**Exercise instructions**: Read the lines that follow and pick out every one containing the word "icon".

**The input**:
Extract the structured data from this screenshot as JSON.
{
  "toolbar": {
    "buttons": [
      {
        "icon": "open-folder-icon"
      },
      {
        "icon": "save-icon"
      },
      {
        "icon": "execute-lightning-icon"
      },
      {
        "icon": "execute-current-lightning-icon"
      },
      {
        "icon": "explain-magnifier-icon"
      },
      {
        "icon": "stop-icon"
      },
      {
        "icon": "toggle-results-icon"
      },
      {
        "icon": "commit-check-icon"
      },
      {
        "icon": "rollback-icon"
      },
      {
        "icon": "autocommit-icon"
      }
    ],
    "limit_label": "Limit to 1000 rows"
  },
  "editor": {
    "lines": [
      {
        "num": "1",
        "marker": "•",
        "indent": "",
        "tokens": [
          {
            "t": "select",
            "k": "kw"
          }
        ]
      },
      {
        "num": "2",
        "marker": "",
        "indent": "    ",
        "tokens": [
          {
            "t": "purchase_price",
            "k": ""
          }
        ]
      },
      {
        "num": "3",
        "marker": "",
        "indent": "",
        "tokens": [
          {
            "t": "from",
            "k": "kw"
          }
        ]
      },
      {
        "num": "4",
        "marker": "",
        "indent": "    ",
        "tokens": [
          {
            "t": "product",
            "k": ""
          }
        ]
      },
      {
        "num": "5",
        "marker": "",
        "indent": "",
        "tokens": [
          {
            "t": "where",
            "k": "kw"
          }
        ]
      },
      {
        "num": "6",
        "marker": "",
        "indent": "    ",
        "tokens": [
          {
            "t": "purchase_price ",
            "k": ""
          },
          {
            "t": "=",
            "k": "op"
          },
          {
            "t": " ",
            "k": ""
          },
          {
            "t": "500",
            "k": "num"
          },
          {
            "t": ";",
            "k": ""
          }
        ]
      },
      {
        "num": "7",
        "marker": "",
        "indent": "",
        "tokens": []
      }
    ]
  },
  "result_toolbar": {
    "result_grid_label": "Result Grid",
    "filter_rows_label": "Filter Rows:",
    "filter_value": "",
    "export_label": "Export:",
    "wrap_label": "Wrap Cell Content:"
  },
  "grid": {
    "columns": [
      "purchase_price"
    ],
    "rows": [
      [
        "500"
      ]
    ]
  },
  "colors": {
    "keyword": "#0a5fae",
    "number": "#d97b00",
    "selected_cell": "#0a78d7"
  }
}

**Answer**:
        "icon": "open-folder-icon"
        "icon": "save-icon"
        "icon": "execute-lightning-icon"
        "icon": "execute-current-lightning-icon"
        "icon": "explain-magnifier-icon"
        "icon": "stop-icon"
        "icon": "toggle-results-icon"
        "icon": "commit-check-icon"
        "icon": "rollback-icon"
        "icon": "autocommit-icon"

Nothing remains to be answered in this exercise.